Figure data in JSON

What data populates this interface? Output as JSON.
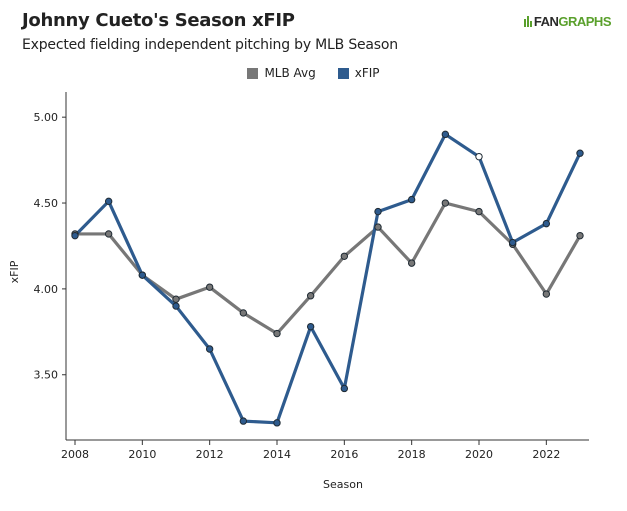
{
  "header": {
    "title": "Johnny Cueto's Season xFIP",
    "subtitle": "Expected fielding independent pitching by MLB Season",
    "brand_prefix": "FAN",
    "brand_suffix": "GRAPHS"
  },
  "colors": {
    "mlb_avg": "#777777",
    "xfip": "#2e5b8e",
    "brand_green": "#5aa02c",
    "axis": "#333333"
  },
  "chart_data": {
    "type": "line",
    "title": "Johnny Cueto's Season xFIP",
    "subtitle": "Expected fielding independent pitching by MLB Season",
    "xlabel": "Season",
    "ylabel": "xFIP",
    "xlim": [
      2008,
      2023
    ],
    "ylim": [
      3.12,
      5.1
    ],
    "x_ticks": [
      "2008",
      "2010",
      "2012",
      "2014",
      "2016",
      "2018",
      "2020",
      "2022"
    ],
    "y_ticks": [
      "3.50",
      "4.00",
      "4.50",
      "5.00"
    ],
    "grid": false,
    "legend_position": "top-center",
    "series": [
      {
        "name": "MLB Avg",
        "x": [
          2008,
          2009,
          2010,
          2011,
          2012,
          2013,
          2014,
          2015,
          2016,
          2017,
          2018,
          2019,
          2020,
          2021,
          2022,
          2023
        ],
        "values": [
          4.32,
          4.32,
          4.08,
          3.94,
          4.01,
          3.86,
          3.74,
          3.96,
          4.19,
          4.36,
          4.15,
          4.5,
          4.45,
          4.26,
          3.97,
          4.31
        ]
      },
      {
        "name": "xFIP",
        "x": [
          2008,
          2009,
          2010,
          2011,
          2012,
          2013,
          2014,
          2015,
          2016,
          2017,
          2018,
          2019,
          2020,
          2021,
          2022,
          2023
        ],
        "values": [
          4.31,
          4.51,
          4.08,
          3.9,
          3.65,
          3.23,
          3.22,
          3.78,
          3.42,
          4.45,
          4.52,
          4.9,
          4.77,
          4.27,
          4.38,
          4.79
        ],
        "hollow_points": [
          2020
        ]
      }
    ]
  }
}
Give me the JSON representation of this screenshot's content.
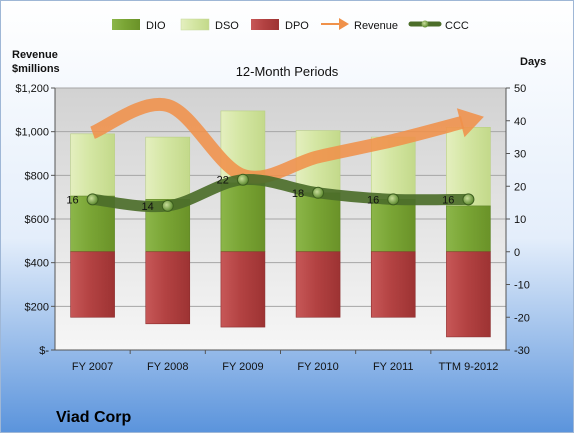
{
  "chart_data": {
    "type": "bar",
    "title": "12-Month Periods",
    "company": "Viad Corp",
    "y_left_title": [
      "Revenue",
      "$millions"
    ],
    "y_right_title": "Days",
    "categories": [
      "FY 2007",
      "FY 2008",
      "FY 2009",
      "FY 2010",
      "FY 2011",
      "TTM 9-2012"
    ],
    "y_left_range": [
      0,
      1200
    ],
    "y_left_ticks": [
      "$-",
      "$200",
      "$400",
      "$600",
      "$800",
      "$1,000",
      "$1,200"
    ],
    "y_right_range": [
      -30,
      50
    ],
    "y_right_ticks": [
      "-30",
      "-20",
      "-10",
      "0",
      "10",
      "20",
      "30",
      "40",
      "50"
    ],
    "legend_position": "top",
    "series": [
      {
        "name": "DIO",
        "axis": "right",
        "kind": "stacked-bar",
        "color": "#7fa83c",
        "values": [
          17,
          16,
          21,
          18,
          16,
          14
        ]
      },
      {
        "name": "DSO",
        "axis": "right",
        "kind": "stacked-bar",
        "color": "#d7e7a9",
        "values": [
          19,
          19,
          22,
          19,
          19,
          24
        ]
      },
      {
        "name": "DPO",
        "axis": "right",
        "kind": "negative-bar",
        "color": "#b84444",
        "values": [
          -20,
          -22,
          -23,
          -20,
          -20,
          -26
        ]
      },
      {
        "name": "Revenue",
        "axis": "left",
        "kind": "arrow",
        "color": "#f0914a",
        "values": [
          995,
          1120,
          800,
          885,
          960,
          1050
        ]
      },
      {
        "name": "CCC",
        "axis": "right",
        "kind": "line",
        "color": "#4c6e2a",
        "values": [
          16,
          14,
          22,
          18,
          16,
          16
        ]
      }
    ],
    "ccc_labels": [
      "16",
      "14",
      "22",
      "18",
      "16",
      "16"
    ],
    "grid": true
  }
}
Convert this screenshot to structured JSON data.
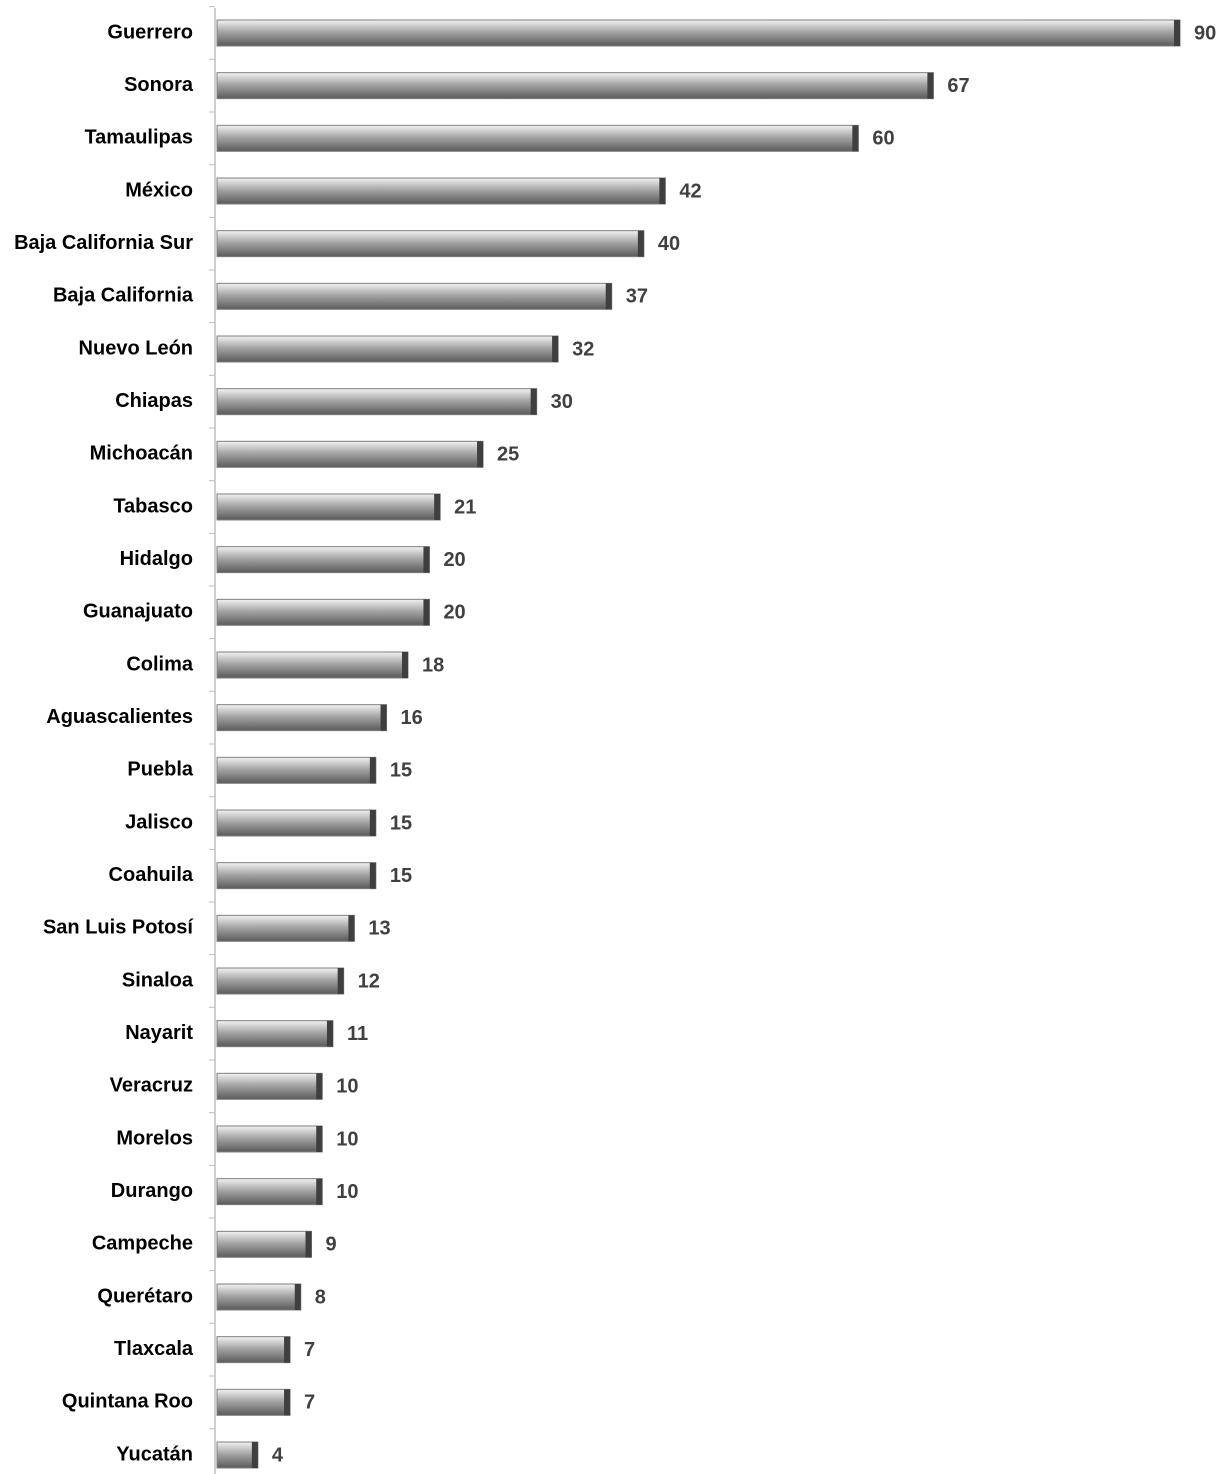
{
  "chart_data": {
    "type": "bar",
    "orientation": "horizontal",
    "color": "#a6a6a6",
    "categories": [
      "Guerrero",
      "Sonora",
      "Tamaulipas",
      "México",
      "Baja California Sur",
      "Baja California",
      "Nuevo León",
      "Chiapas",
      "Michoacán",
      "Tabasco",
      "Hidalgo",
      "Guanajuato",
      "Colima",
      "Aguascalientes",
      "Puebla",
      "Jalisco",
      "Coahuila",
      "San Luis Potosí",
      "Sinaloa",
      "Nayarit",
      "Veracruz",
      "Morelos",
      "Durango",
      "Campeche",
      "Querétaro",
      "Tlaxcala",
      "Quintana Roo",
      "Yucatán"
    ],
    "values": [
      90,
      67,
      60,
      42,
      40,
      37,
      32,
      30,
      25,
      21,
      20,
      20,
      18,
      16,
      15,
      15,
      15,
      13,
      12,
      11,
      10,
      10,
      10,
      9,
      8,
      7,
      7,
      4
    ]
  }
}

■ Short task ■
Copy, from the material above, each line in which the string "this" occurs.

■ Correct response ■
What data populates this interface? Output as JSON.
Give me the JSON representation of this screenshot's content.
Convert this screenshot to structured JSON data.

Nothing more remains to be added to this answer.